======== Text segment

18 Turning Your Sessions Into a Book
You played something real. Real things deserve to be written down.
There’s a version of this campaign that lives only at the table - five sessions, maybe twenty hours, and then it’s over and it exists in the memory of whoever was there. That’s a valid version. It’s the original version.
But there’s another version: you record the sessions, you transcribe the moments that mattered, you write it up as a narrative, and now it’s a book. Your players read it. You read it. The choices your table made, the specific words someone said in Session 3 that made the room go quiet - those things survived.
This chapter tells you how to do that.
18.0.1 Companion Files as Source Material
The Player Companion chapters double as ready-made appendices for any book you produce:
tracker.mdcaptures faction reputation, Dawnborn consent, and crisis pressure. Photograph or export these sheets at the end of every session; the delta between sessions becomes your story outline.shops.mdandtravel.mdsummarize the downtime quests and road scenes that often vanish from recordings. Pull their tables directly into your session log so readers know why the Grain Measure suddenly trusts you.characters.mdgives you stat blocks, moral hooks, and relationship diagrams for the five pregens — perfect for character pages or epilogues.
Because they’re player-safe, you can share these artifacts with the whole table without spoiling later chapters. Treat them as the campaign’s primary sources.
18.1 Before You Start: What Kind of Book Do You Want?

================
======== Records

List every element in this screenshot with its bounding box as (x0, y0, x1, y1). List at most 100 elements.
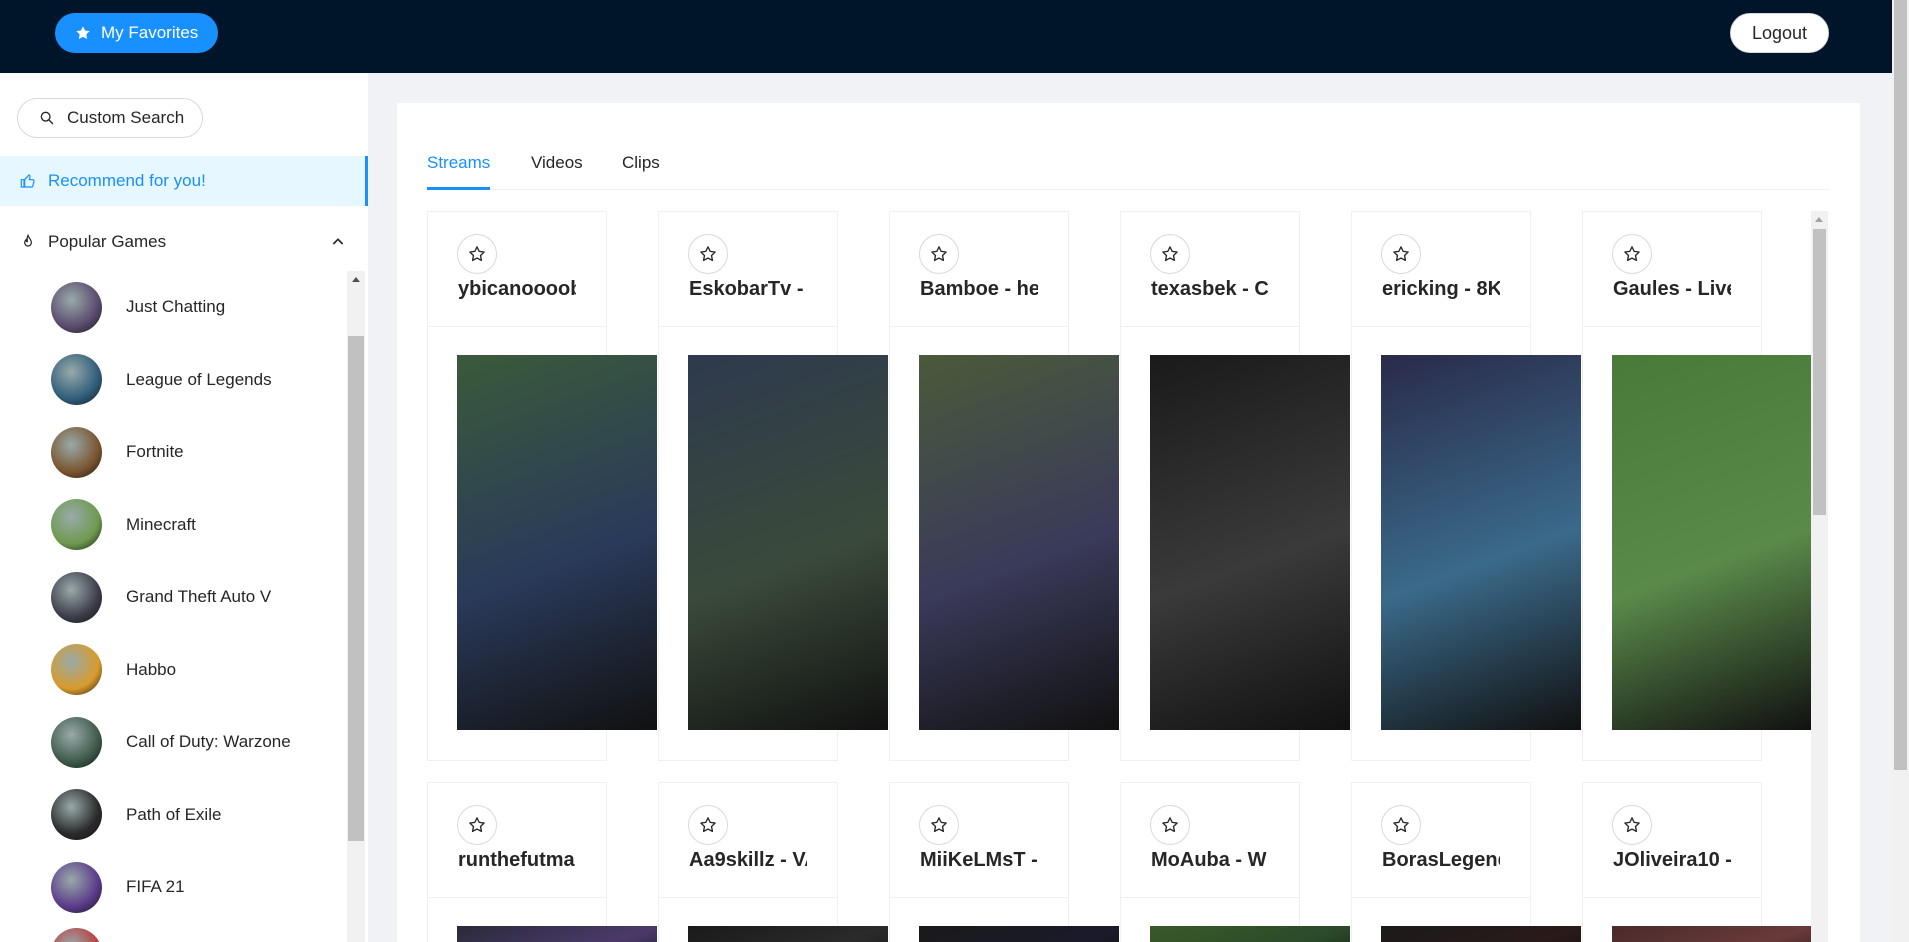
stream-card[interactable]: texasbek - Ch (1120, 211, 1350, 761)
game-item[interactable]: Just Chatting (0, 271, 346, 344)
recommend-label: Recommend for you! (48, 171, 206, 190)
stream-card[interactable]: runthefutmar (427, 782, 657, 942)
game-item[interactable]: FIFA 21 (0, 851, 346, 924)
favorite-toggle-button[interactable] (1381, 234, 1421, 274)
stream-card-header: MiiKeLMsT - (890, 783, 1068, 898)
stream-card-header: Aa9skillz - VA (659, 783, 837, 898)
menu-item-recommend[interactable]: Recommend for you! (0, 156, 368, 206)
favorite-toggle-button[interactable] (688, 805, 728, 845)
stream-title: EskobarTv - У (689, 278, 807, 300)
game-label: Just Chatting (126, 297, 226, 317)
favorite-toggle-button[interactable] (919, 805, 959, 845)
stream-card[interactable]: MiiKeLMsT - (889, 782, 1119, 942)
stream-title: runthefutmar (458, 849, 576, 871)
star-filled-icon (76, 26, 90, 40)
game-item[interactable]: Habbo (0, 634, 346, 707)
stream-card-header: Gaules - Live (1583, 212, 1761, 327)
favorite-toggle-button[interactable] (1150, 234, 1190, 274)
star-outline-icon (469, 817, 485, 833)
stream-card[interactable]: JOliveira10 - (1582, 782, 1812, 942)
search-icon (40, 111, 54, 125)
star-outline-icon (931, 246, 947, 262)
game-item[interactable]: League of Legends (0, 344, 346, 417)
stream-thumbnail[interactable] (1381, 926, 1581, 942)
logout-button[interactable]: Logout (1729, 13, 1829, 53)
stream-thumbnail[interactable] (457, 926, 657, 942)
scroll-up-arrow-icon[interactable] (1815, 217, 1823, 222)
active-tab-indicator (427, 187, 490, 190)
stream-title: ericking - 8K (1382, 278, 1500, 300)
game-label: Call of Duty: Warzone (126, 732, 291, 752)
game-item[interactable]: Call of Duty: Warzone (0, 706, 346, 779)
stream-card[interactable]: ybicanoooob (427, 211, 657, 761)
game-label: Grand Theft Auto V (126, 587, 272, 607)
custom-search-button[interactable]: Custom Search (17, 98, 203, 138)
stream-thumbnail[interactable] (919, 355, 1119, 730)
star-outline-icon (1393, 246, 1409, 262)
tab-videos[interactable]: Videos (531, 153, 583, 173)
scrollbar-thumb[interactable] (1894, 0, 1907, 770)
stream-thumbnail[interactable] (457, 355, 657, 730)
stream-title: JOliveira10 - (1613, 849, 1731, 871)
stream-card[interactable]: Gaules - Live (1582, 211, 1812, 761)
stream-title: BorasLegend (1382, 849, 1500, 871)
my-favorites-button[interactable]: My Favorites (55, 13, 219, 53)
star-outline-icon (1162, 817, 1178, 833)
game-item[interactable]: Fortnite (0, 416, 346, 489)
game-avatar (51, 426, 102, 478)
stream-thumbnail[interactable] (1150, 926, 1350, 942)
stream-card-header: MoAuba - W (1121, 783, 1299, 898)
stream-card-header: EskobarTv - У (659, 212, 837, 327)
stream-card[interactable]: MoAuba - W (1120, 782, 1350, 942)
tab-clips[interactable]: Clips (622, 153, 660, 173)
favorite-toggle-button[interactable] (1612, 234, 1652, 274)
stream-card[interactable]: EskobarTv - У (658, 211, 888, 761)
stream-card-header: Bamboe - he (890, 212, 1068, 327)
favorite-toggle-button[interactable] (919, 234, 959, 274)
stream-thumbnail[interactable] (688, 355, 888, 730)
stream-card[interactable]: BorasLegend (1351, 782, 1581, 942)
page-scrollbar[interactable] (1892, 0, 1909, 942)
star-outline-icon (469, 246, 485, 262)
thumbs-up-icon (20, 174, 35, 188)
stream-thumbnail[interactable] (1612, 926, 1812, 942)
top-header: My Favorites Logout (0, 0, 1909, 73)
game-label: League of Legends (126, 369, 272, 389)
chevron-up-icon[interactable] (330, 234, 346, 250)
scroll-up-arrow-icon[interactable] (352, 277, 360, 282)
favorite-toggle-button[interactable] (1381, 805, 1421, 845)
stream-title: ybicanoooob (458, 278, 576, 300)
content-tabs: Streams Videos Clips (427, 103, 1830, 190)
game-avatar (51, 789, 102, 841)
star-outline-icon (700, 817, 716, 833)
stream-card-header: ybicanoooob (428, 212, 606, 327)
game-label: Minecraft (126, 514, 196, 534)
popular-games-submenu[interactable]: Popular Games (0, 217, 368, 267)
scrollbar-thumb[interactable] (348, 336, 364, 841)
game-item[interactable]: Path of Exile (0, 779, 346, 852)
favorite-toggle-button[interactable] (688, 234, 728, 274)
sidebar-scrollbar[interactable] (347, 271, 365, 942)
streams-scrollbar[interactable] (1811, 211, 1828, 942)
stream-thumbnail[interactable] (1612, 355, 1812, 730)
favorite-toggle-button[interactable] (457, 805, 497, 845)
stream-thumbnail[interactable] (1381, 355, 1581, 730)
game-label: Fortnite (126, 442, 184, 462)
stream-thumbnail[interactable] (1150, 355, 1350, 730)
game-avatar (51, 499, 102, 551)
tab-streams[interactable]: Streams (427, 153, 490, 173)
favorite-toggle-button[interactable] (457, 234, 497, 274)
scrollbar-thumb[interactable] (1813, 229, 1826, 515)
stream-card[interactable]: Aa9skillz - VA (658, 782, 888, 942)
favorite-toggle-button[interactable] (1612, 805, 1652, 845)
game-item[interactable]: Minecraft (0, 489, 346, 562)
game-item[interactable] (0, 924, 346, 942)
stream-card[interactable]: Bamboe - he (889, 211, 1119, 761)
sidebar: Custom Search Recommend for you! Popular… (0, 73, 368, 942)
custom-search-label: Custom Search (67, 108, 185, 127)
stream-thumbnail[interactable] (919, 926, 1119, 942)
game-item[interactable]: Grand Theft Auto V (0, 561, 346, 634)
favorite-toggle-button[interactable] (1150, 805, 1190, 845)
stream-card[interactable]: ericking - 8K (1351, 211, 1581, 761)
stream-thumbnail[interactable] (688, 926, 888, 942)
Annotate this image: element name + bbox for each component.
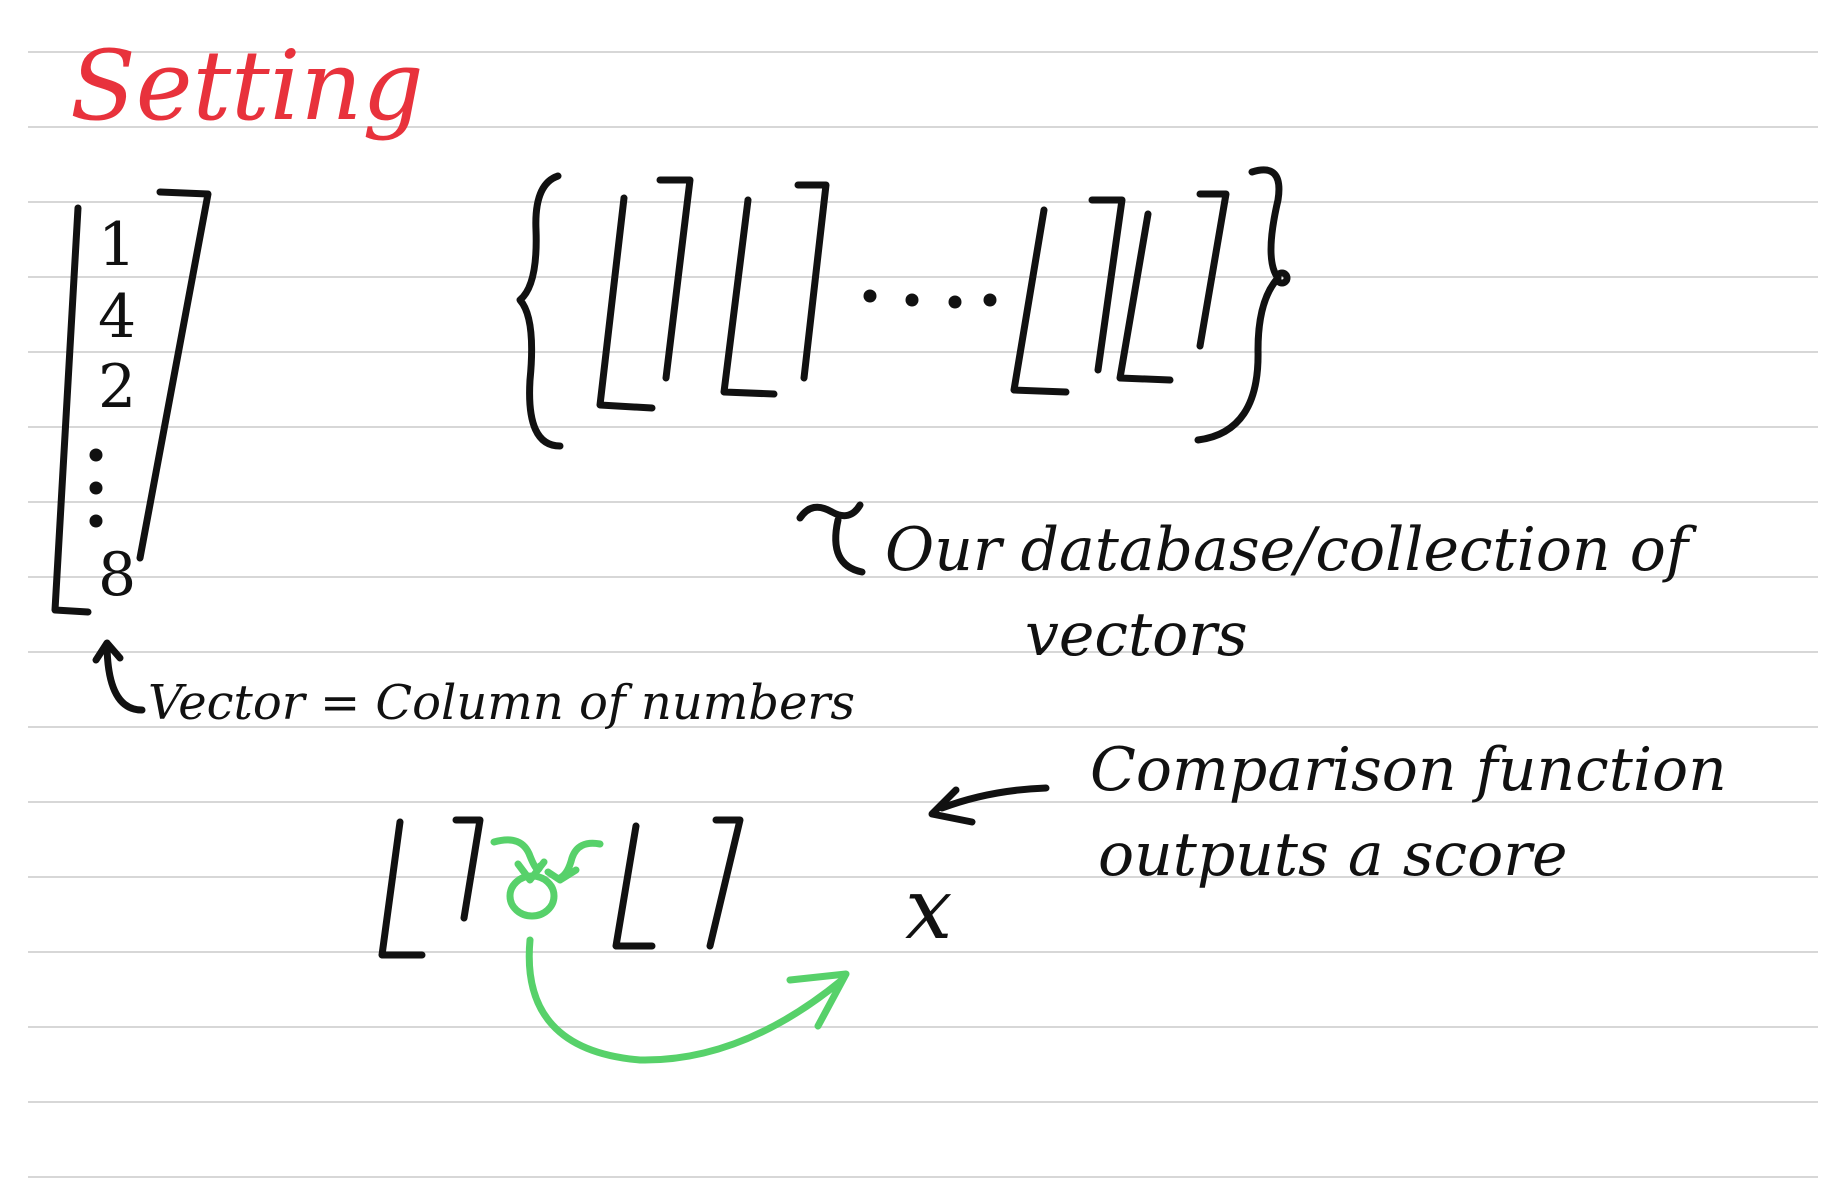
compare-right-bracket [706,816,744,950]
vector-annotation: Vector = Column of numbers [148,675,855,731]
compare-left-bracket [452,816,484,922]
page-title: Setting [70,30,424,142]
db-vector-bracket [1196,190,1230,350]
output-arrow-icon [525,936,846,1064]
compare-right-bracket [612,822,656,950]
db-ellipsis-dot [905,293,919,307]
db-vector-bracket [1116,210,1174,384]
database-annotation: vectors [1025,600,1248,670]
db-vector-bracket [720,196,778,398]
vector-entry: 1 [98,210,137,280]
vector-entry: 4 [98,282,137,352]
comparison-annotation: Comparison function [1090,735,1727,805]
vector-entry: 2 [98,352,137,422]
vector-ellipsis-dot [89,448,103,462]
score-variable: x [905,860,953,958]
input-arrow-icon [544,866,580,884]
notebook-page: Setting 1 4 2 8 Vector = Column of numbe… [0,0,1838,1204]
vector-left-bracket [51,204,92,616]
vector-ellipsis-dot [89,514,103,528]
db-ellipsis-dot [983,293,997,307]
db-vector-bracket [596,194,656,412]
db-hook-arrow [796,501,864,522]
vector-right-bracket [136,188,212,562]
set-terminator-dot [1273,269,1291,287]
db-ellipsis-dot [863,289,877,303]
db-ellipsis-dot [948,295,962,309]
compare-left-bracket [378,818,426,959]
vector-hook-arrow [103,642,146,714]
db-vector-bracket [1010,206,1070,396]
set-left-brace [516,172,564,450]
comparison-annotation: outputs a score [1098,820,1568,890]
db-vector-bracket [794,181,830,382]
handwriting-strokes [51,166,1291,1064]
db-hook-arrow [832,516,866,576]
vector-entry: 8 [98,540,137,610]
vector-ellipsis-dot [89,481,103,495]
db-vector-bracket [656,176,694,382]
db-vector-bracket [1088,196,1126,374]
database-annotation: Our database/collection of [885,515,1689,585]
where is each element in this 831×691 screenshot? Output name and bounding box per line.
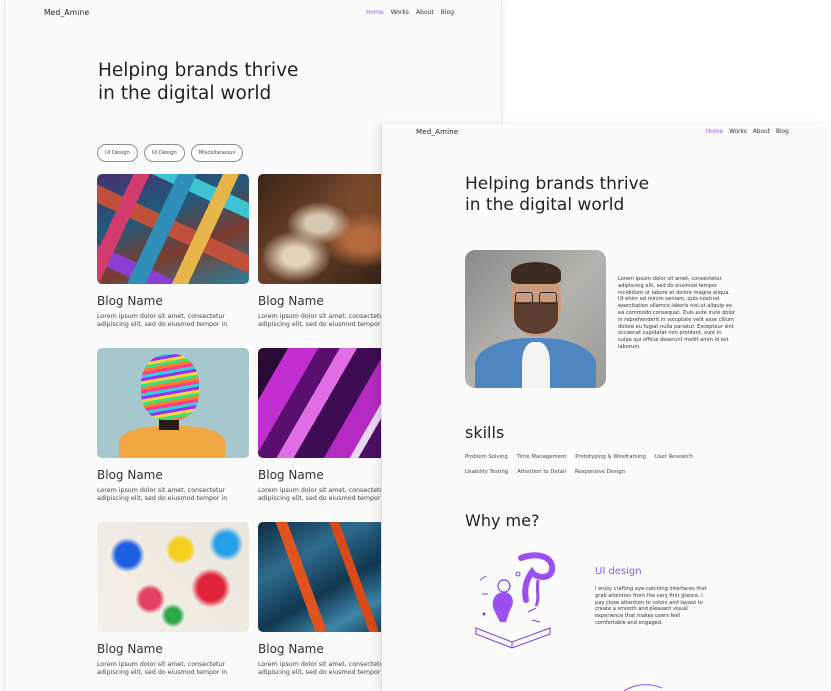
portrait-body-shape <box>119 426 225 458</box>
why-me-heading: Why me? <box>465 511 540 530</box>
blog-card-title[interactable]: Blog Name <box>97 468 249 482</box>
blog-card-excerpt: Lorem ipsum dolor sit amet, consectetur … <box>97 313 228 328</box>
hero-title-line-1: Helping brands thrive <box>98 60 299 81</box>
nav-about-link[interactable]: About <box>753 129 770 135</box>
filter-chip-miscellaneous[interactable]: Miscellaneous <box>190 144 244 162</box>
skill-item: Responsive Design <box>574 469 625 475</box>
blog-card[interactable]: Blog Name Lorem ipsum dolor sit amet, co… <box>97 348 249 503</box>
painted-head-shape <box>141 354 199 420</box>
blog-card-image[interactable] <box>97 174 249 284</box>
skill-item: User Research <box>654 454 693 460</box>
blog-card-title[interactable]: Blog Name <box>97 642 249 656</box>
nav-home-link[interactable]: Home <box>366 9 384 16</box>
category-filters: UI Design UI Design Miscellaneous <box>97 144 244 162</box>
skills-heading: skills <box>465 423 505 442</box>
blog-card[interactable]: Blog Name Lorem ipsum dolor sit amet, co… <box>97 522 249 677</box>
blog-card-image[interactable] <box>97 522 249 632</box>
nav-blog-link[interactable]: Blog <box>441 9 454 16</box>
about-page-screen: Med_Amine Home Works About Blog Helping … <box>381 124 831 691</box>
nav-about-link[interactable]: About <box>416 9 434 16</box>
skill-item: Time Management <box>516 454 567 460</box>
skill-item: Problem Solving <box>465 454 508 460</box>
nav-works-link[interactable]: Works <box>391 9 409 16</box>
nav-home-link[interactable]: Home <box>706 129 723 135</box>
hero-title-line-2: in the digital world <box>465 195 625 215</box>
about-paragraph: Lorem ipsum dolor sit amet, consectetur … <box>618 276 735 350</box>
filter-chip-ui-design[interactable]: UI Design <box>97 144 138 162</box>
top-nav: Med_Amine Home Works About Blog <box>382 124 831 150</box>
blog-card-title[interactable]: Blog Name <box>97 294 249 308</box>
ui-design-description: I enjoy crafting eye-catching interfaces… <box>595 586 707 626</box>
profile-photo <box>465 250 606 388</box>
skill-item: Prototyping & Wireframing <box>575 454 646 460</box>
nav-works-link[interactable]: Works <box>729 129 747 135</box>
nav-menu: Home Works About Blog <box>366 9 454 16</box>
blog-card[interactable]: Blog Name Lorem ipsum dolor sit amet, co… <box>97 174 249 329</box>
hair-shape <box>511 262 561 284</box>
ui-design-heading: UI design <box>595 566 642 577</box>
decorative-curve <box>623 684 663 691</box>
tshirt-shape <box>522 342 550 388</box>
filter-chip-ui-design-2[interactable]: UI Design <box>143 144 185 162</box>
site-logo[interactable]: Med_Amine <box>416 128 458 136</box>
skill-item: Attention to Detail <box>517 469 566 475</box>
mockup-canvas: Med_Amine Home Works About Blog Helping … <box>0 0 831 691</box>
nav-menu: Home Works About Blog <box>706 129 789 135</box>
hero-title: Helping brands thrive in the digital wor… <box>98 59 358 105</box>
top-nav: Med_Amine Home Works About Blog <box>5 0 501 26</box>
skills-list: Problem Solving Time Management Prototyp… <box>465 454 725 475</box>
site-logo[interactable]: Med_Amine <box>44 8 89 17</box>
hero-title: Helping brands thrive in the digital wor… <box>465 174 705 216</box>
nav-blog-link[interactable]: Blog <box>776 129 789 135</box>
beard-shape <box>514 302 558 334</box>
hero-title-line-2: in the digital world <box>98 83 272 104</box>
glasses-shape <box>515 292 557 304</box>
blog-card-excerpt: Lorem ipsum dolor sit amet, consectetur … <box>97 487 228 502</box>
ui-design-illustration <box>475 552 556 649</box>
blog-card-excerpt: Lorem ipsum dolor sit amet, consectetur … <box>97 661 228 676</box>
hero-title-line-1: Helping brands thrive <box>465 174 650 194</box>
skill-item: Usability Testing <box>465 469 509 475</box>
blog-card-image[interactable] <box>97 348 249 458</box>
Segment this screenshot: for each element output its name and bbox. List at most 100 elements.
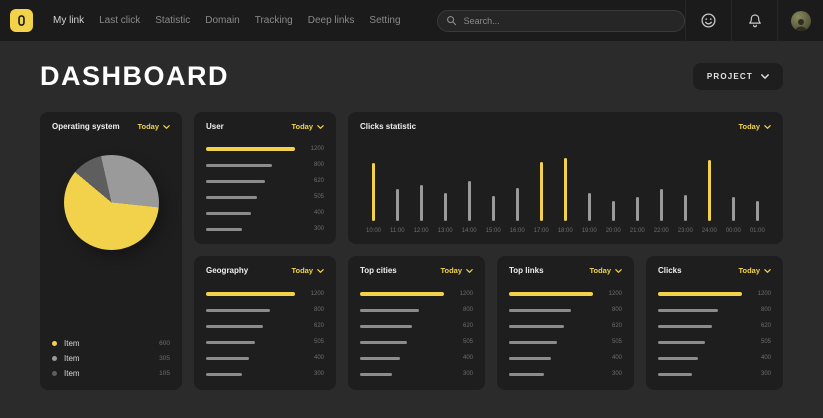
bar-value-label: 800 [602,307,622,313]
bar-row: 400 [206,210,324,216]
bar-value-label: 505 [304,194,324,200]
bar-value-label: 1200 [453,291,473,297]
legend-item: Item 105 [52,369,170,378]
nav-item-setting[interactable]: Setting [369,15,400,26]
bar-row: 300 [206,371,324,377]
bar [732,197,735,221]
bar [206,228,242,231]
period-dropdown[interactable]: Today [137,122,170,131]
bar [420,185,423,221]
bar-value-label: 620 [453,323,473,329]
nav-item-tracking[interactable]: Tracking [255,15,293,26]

================

Problem set:
a – Reproduce the passage on turning sessions into a book word for word, starting at the words "18.0.1 Companion Files" and ending after the words "campaign’s primary sources.".
b – Please quote the lines of the entries exactly, starting at the line that contains "stream-card[interactable]: texasbek - Ch" and stopping after the line that contains "game-label: Just Chatting", with both of those lines included.
The passage on turning sessions into a book and the entries have no connection to each other.

Task-by-task solutions:
a –
18.0.1 Companion Files as Source Material
The Player Companion chapters double as ready-made appendices for any book you produce:
tracker.mdcaptures faction reputation, Dawnborn consent, and crisis pressure. Photograph or export these sheets at the end of every session; the delta between sessions becomes your story outline.shops.mdandtravel.mdsummarize the downtime quests and road scenes that often vanish from recordings. Pull their tables directly into your session log so readers know why the Grain Measure suddenly trusts you.characters.mdgives you stat blocks, moral hooks, and relationship diagrams for the five pregens — perfect for character pages or epilogues.
Because they’re player-safe, you can share these artifacts with the whole table without spoiling later chapters. Treat them as the campaign’s primary sources.

b –
stream-card[interactable]: texasbek - Ch (1120, 211, 1350, 761)
game-item[interactable]: Just Chatting (0, 271, 346, 344)
recommend-label: Recommend for you! (48, 171, 206, 190)
stream-card[interactable]: runthefutmar (427, 782, 657, 942)
game-item[interactable]: FIFA 21 (0, 851, 346, 924)
favorite-toggle-button[interactable] (1381, 234, 1421, 274)
stream-card-header: MiiKeLMsT - (890, 783, 1068, 898)
stream-card-header: Aa9skillz - VA (659, 783, 837, 898)
menu-item-recommend[interactable]: Recommend for you! (0, 156, 368, 206)
favorite-toggle-button[interactable] (688, 805, 728, 845)
stream-title: EskobarTv - У (689, 278, 807, 300)
game-label: Just Chatting (126, 297, 226, 317)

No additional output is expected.